-- start Excerpted data --
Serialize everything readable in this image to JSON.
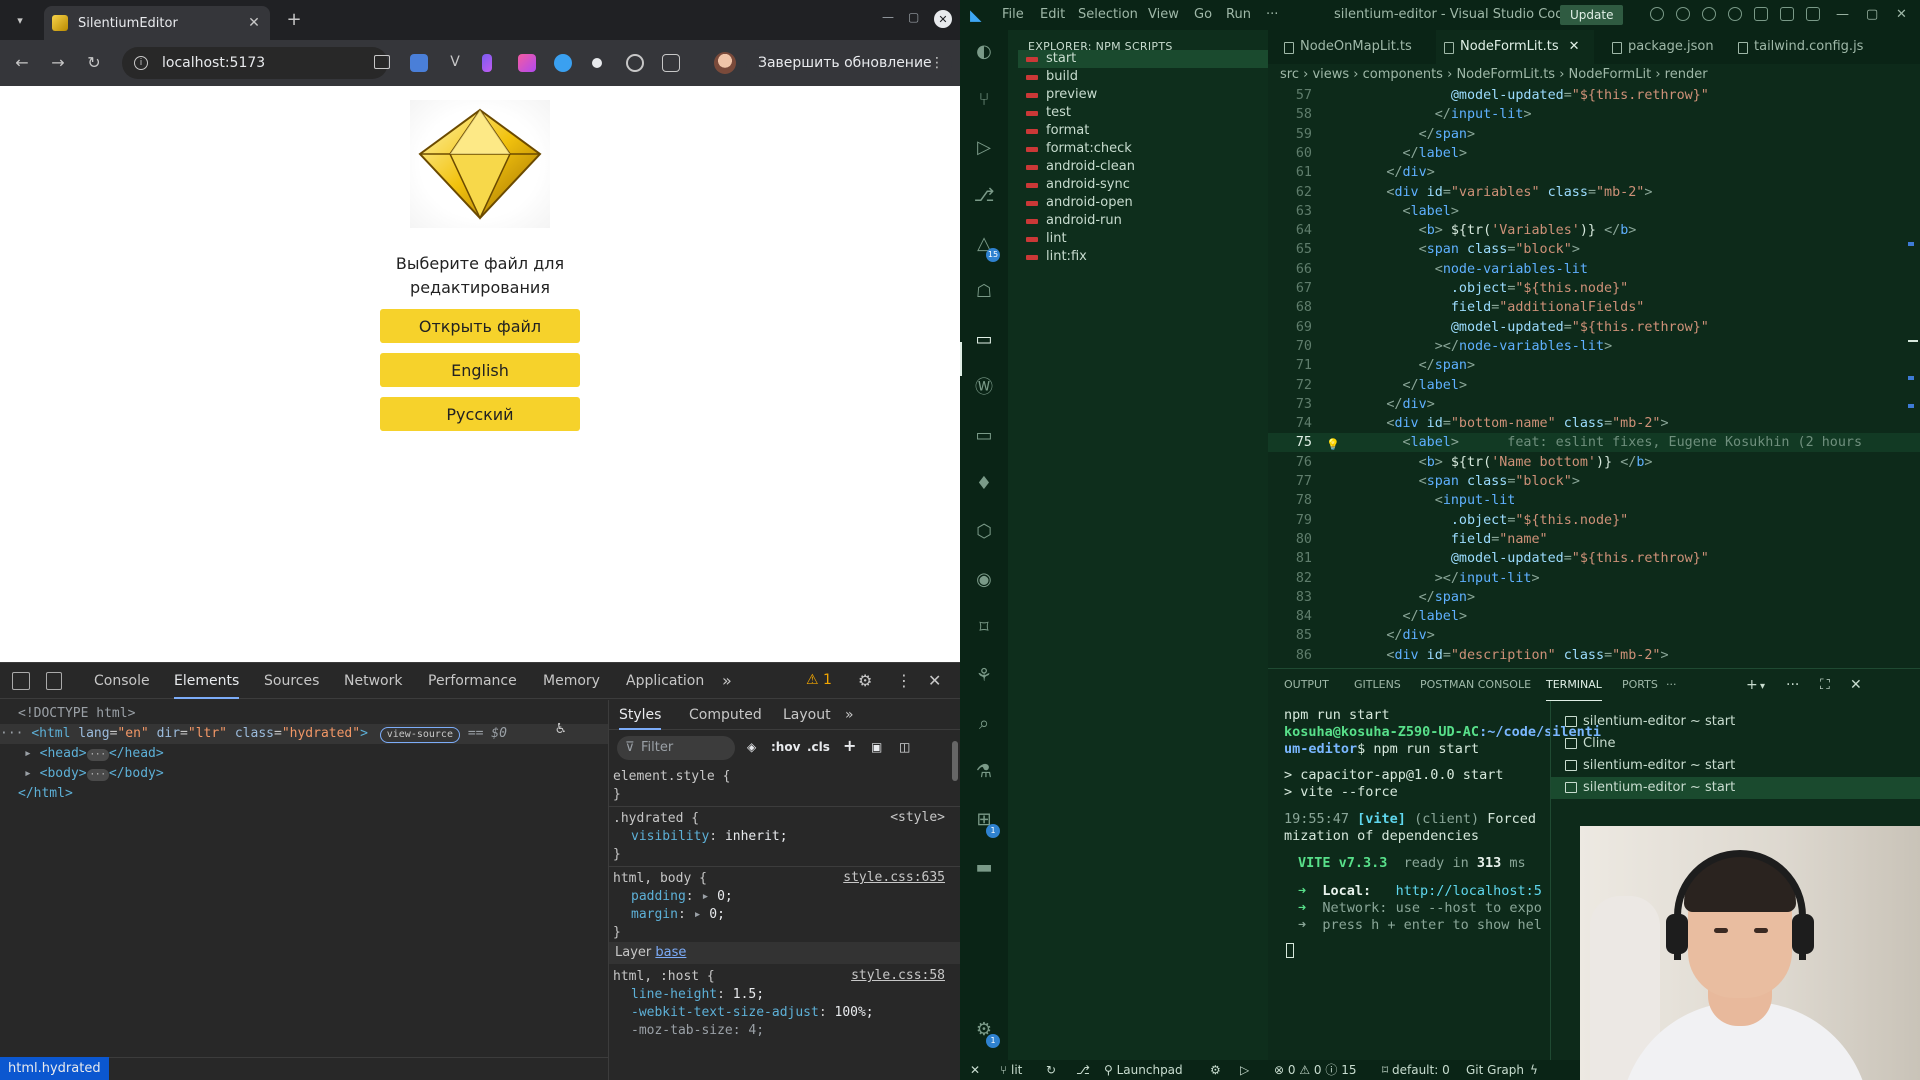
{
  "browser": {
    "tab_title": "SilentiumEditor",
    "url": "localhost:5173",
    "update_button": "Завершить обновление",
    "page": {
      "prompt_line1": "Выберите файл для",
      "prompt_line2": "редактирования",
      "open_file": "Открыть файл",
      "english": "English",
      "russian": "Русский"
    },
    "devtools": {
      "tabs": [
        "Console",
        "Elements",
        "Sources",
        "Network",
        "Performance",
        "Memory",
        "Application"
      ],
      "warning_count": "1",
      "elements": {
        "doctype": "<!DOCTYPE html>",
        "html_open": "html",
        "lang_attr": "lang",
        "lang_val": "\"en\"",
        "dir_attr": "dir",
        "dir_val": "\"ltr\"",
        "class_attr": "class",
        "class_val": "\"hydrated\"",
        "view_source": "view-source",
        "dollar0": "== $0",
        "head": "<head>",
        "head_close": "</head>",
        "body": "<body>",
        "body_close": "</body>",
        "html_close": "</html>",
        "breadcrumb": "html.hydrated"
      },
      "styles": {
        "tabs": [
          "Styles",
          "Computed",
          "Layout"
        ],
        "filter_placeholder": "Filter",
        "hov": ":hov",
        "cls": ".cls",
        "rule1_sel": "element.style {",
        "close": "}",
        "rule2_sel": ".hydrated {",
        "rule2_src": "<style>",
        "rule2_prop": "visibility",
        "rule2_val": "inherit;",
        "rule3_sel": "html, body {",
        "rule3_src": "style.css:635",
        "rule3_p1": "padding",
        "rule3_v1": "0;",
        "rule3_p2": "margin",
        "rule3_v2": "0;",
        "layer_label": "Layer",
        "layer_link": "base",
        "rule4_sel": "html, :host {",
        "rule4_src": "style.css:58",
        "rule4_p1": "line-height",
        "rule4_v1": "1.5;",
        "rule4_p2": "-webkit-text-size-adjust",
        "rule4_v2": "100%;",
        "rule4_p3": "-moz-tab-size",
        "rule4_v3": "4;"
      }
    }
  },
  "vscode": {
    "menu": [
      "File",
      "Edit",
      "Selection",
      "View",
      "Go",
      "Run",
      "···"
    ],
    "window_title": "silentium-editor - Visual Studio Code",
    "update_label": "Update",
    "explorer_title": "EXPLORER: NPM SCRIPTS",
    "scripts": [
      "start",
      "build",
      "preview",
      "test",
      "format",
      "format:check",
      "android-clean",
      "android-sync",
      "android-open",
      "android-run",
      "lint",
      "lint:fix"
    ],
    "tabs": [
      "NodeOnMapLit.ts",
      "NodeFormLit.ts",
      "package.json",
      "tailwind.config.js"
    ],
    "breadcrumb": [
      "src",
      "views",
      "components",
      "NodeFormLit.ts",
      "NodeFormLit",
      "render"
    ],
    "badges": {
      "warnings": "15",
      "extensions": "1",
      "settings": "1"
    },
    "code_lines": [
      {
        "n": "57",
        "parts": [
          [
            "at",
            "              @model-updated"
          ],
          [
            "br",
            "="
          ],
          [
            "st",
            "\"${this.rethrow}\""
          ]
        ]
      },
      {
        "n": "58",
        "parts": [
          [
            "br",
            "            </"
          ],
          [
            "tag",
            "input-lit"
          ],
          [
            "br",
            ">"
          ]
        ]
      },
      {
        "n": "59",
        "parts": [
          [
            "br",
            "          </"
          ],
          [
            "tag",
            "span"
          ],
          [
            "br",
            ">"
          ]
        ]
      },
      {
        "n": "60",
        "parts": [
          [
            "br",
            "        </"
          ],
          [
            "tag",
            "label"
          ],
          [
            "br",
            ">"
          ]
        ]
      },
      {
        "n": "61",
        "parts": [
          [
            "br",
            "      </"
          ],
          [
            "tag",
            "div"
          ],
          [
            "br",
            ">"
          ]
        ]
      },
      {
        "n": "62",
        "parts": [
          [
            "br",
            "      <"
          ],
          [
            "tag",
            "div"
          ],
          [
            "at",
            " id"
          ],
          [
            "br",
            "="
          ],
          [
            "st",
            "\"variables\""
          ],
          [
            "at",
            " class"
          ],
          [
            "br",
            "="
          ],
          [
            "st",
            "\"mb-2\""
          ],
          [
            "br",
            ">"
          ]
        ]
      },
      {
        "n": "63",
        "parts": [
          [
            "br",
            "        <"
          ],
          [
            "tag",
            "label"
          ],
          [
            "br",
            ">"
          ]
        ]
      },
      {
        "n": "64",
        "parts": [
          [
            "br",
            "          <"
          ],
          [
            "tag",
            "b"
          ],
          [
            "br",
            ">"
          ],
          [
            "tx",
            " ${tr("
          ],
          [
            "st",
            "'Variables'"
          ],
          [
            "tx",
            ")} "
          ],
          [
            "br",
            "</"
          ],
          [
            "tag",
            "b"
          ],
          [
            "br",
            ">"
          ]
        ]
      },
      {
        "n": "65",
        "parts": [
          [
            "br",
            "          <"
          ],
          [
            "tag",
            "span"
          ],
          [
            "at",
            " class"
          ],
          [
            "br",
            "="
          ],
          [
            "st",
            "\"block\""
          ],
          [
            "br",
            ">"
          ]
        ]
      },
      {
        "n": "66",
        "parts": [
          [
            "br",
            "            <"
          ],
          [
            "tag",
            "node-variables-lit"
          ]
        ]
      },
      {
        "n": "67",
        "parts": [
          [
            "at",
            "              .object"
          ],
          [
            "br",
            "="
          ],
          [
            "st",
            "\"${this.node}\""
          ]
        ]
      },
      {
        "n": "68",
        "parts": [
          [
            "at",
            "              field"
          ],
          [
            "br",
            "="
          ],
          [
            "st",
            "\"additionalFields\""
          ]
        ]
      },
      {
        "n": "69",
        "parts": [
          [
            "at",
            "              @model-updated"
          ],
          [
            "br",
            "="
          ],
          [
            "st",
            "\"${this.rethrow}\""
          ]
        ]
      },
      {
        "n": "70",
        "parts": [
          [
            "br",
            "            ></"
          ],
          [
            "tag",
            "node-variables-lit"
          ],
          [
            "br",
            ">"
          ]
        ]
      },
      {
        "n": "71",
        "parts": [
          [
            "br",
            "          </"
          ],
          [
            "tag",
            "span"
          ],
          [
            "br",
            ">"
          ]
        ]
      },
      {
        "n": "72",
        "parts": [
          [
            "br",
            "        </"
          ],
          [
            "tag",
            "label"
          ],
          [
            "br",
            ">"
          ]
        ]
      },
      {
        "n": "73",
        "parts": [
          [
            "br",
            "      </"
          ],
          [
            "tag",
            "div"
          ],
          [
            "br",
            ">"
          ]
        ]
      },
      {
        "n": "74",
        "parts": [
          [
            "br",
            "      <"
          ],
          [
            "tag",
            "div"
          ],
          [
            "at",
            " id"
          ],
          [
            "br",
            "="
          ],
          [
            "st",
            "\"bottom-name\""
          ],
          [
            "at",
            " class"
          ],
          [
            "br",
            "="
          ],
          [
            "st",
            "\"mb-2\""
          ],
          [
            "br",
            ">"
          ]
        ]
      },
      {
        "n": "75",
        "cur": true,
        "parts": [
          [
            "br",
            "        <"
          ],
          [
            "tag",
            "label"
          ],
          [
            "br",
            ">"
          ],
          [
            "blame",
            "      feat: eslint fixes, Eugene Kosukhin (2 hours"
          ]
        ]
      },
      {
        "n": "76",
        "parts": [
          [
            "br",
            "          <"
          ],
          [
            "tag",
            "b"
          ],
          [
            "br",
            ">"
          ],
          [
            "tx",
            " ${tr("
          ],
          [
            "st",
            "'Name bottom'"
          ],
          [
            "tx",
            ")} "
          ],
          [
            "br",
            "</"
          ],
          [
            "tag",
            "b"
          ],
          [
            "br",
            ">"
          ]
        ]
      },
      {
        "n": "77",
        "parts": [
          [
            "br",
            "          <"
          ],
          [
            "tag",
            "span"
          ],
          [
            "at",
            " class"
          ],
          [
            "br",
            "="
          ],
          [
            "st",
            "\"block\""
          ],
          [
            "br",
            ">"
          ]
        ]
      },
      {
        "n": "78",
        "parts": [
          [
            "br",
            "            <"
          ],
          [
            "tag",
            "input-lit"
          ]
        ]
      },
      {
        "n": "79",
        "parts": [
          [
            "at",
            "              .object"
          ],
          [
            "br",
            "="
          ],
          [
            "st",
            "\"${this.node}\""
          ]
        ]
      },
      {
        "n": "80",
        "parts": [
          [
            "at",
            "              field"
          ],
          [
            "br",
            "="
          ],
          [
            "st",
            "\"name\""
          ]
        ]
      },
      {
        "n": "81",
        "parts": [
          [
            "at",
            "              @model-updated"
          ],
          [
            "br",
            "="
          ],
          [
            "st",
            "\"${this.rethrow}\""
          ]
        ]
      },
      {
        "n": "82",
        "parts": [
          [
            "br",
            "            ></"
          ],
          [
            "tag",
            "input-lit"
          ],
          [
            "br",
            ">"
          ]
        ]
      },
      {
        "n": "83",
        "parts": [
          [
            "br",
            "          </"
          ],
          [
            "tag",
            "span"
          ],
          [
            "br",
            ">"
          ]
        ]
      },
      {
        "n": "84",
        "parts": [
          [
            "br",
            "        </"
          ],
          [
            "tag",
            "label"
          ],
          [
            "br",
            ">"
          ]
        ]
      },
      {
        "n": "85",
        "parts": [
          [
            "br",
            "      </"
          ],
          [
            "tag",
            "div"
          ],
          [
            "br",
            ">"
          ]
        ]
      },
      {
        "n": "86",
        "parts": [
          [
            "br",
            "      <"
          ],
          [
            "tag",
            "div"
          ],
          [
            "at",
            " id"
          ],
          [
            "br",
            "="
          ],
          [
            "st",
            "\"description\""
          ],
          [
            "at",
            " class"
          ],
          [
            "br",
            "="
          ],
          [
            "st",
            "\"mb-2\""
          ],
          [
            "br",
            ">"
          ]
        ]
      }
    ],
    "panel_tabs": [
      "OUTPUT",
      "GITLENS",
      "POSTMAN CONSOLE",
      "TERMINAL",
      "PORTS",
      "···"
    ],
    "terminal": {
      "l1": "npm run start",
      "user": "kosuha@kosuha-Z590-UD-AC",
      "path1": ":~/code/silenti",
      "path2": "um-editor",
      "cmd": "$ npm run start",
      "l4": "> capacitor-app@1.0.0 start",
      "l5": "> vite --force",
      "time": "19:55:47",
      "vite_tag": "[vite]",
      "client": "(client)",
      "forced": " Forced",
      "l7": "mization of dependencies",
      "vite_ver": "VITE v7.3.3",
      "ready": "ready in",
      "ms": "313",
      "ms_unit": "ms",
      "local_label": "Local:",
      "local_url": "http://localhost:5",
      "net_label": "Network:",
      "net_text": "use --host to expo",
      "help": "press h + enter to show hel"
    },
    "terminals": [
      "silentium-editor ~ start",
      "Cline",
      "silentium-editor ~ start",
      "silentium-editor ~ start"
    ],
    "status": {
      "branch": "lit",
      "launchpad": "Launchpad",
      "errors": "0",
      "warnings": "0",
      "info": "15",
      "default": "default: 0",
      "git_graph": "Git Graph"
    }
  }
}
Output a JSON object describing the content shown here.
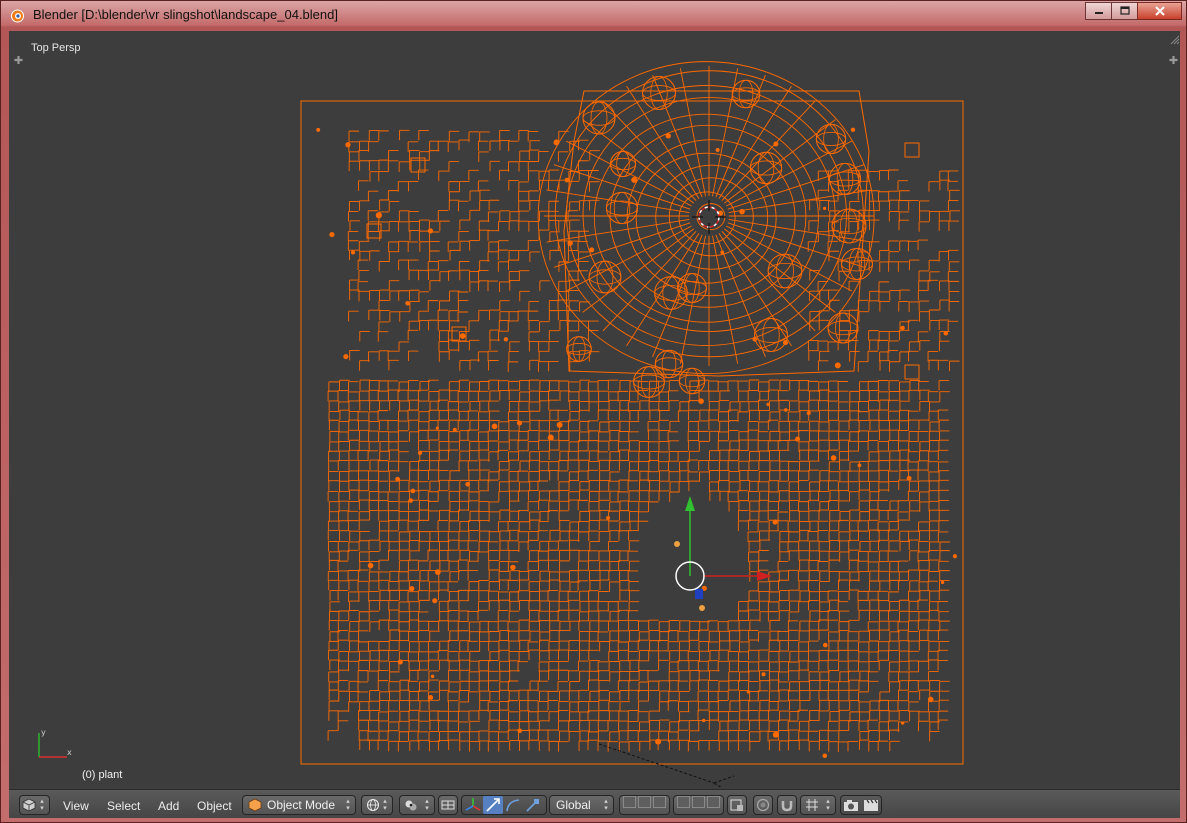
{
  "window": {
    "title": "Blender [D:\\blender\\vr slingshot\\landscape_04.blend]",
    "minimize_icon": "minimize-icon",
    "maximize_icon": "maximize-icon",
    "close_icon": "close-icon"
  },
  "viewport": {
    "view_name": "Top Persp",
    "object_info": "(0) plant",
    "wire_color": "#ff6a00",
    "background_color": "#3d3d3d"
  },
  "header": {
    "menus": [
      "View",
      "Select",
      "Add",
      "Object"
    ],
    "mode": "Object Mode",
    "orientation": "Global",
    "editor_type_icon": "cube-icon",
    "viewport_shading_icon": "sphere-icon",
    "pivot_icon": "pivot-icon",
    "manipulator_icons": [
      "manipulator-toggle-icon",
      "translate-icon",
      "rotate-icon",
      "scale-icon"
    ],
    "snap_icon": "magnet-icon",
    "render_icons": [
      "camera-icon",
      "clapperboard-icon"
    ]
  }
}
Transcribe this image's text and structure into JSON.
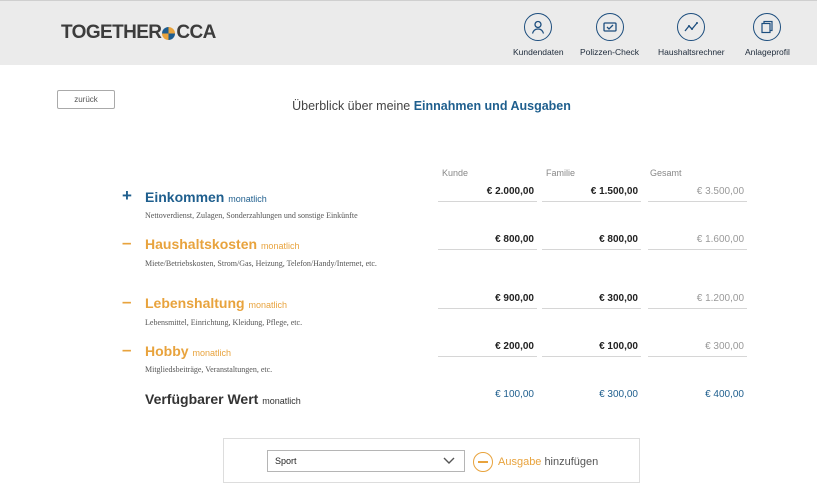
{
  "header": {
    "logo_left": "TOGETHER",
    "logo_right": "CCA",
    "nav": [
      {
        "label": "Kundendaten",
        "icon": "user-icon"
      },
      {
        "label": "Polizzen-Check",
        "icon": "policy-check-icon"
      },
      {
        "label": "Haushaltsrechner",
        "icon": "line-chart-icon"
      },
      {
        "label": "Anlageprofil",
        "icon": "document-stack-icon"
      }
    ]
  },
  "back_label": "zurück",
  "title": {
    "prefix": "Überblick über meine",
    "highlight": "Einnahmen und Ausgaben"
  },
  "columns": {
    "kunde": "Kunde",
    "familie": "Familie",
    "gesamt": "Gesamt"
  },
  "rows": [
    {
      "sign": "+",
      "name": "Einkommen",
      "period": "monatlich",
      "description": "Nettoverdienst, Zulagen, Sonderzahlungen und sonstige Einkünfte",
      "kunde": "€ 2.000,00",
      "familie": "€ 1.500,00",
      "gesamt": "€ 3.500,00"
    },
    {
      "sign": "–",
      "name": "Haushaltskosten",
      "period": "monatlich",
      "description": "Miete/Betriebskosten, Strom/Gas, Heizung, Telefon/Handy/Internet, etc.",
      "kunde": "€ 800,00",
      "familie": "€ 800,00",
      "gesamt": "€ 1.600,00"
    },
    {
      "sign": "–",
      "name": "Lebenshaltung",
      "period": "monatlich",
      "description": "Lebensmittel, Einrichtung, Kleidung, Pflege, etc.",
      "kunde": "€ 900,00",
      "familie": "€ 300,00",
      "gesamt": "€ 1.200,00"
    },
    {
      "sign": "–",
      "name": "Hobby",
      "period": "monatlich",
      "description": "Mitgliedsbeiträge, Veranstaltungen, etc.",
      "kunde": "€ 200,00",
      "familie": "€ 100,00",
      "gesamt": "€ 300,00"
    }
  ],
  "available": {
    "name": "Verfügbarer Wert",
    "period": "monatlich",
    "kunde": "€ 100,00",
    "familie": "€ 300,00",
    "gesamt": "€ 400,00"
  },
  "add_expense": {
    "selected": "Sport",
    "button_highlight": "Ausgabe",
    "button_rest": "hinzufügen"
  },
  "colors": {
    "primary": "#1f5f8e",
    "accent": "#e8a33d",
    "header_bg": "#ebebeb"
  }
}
-- end Excerpted data --
# Instructions to follow:
Search the lines for the string "android" and copy every line that has it.

# Finished task:
      "android-clean",
      "android-sync",
      "android-open",
      "android-run",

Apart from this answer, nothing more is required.